Work instructions —
Extract each line where the string "name" shows up.

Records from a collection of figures

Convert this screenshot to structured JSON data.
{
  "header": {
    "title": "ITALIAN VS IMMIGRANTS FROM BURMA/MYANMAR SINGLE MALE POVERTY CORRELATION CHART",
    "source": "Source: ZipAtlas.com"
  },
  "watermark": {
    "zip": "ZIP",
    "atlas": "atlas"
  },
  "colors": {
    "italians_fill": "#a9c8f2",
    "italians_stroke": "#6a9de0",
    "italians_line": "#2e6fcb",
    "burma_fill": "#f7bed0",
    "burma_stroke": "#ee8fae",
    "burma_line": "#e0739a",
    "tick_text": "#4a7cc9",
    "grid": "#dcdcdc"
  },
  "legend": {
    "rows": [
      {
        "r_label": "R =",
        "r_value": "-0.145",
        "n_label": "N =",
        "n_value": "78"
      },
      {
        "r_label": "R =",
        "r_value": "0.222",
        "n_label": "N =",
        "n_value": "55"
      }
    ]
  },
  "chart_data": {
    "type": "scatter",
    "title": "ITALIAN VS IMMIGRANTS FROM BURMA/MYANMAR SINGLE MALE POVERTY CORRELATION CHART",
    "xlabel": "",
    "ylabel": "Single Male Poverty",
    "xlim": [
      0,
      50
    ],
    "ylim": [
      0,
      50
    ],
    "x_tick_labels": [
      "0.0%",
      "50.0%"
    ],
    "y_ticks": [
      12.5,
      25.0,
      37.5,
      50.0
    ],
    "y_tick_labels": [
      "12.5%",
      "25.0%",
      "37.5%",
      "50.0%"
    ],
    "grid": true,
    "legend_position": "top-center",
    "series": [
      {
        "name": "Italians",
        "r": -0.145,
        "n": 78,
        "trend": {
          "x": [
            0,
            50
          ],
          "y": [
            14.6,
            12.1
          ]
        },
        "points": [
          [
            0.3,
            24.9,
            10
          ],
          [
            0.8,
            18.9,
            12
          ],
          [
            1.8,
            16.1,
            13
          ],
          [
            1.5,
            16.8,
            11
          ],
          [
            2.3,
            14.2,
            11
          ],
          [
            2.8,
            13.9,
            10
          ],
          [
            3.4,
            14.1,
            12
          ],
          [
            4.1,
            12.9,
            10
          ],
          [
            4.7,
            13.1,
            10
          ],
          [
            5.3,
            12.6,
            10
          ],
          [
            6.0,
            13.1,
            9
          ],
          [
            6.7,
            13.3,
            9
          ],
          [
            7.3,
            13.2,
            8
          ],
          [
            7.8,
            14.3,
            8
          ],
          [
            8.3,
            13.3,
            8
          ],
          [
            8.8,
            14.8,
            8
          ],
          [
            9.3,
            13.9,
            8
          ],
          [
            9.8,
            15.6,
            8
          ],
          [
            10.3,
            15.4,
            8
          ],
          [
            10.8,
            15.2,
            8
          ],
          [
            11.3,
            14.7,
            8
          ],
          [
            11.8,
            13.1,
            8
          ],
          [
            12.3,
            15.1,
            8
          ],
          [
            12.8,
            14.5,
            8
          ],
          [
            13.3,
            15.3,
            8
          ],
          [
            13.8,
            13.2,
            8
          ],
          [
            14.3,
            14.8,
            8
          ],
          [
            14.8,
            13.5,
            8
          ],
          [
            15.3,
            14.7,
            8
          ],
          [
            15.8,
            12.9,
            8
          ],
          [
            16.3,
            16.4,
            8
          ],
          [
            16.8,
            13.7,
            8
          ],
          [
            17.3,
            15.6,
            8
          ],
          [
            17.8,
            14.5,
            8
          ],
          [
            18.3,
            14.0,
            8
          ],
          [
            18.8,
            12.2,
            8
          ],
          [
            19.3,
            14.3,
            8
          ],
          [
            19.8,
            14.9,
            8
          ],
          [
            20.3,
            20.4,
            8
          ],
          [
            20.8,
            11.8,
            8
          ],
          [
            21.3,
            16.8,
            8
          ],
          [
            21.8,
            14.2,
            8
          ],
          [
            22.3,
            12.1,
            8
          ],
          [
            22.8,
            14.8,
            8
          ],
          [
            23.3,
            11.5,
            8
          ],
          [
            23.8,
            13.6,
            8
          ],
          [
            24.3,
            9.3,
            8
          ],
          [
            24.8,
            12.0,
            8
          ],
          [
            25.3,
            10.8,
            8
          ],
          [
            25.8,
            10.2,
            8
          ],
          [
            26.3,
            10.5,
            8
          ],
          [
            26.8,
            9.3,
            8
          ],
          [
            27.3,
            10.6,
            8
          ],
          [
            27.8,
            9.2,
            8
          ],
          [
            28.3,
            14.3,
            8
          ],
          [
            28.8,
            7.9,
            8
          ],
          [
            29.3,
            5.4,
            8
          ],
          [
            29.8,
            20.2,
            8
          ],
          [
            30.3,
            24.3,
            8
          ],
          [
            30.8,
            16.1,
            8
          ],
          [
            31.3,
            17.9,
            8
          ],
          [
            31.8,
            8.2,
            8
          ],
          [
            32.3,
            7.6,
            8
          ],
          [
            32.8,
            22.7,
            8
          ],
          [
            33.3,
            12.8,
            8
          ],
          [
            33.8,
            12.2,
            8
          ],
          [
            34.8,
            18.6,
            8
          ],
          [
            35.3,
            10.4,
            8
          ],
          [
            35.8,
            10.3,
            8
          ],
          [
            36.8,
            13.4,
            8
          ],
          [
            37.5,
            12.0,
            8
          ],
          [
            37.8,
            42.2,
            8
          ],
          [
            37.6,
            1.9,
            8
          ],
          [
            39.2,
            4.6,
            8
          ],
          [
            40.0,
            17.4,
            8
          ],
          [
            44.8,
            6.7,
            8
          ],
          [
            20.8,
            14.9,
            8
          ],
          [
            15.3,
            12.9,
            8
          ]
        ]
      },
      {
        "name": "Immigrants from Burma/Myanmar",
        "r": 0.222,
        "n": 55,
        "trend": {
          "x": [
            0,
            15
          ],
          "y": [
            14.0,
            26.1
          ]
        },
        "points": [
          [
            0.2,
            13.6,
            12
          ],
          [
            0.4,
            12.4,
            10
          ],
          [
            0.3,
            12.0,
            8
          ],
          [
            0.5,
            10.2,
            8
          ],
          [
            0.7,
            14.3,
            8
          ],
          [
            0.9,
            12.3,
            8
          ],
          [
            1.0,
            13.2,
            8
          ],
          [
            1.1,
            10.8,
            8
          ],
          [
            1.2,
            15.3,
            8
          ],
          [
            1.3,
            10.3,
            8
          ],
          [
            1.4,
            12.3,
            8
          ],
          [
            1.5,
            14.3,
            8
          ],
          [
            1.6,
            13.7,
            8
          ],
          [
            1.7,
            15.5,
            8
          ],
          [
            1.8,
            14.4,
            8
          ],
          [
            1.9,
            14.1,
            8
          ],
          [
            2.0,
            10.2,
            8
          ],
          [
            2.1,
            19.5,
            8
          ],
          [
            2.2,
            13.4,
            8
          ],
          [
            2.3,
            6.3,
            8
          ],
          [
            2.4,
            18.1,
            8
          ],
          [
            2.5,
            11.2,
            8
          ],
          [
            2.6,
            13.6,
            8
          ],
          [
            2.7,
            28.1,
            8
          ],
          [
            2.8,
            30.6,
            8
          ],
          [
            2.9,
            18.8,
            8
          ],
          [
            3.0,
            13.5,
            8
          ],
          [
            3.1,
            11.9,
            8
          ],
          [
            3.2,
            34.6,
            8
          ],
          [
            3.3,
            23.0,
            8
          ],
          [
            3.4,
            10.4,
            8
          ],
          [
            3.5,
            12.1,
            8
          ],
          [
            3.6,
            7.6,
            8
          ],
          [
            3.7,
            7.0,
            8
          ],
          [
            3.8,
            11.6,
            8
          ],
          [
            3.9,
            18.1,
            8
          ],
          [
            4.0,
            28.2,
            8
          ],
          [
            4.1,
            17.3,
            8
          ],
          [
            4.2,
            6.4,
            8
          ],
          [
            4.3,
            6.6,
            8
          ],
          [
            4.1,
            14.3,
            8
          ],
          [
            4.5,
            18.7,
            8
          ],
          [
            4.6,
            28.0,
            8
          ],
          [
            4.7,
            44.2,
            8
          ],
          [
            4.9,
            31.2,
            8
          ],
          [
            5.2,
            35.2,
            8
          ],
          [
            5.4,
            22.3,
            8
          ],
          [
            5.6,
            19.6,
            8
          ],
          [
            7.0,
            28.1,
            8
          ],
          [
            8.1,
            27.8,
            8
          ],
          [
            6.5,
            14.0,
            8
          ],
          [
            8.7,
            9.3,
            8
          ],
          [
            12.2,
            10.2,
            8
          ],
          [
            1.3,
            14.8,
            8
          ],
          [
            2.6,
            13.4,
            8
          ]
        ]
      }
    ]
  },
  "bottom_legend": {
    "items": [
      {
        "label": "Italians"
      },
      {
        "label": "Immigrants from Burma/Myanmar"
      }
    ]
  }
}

Output for this exercise —
        "name": "Italians",
        "name": "Immigrants from Burma/Myanmar",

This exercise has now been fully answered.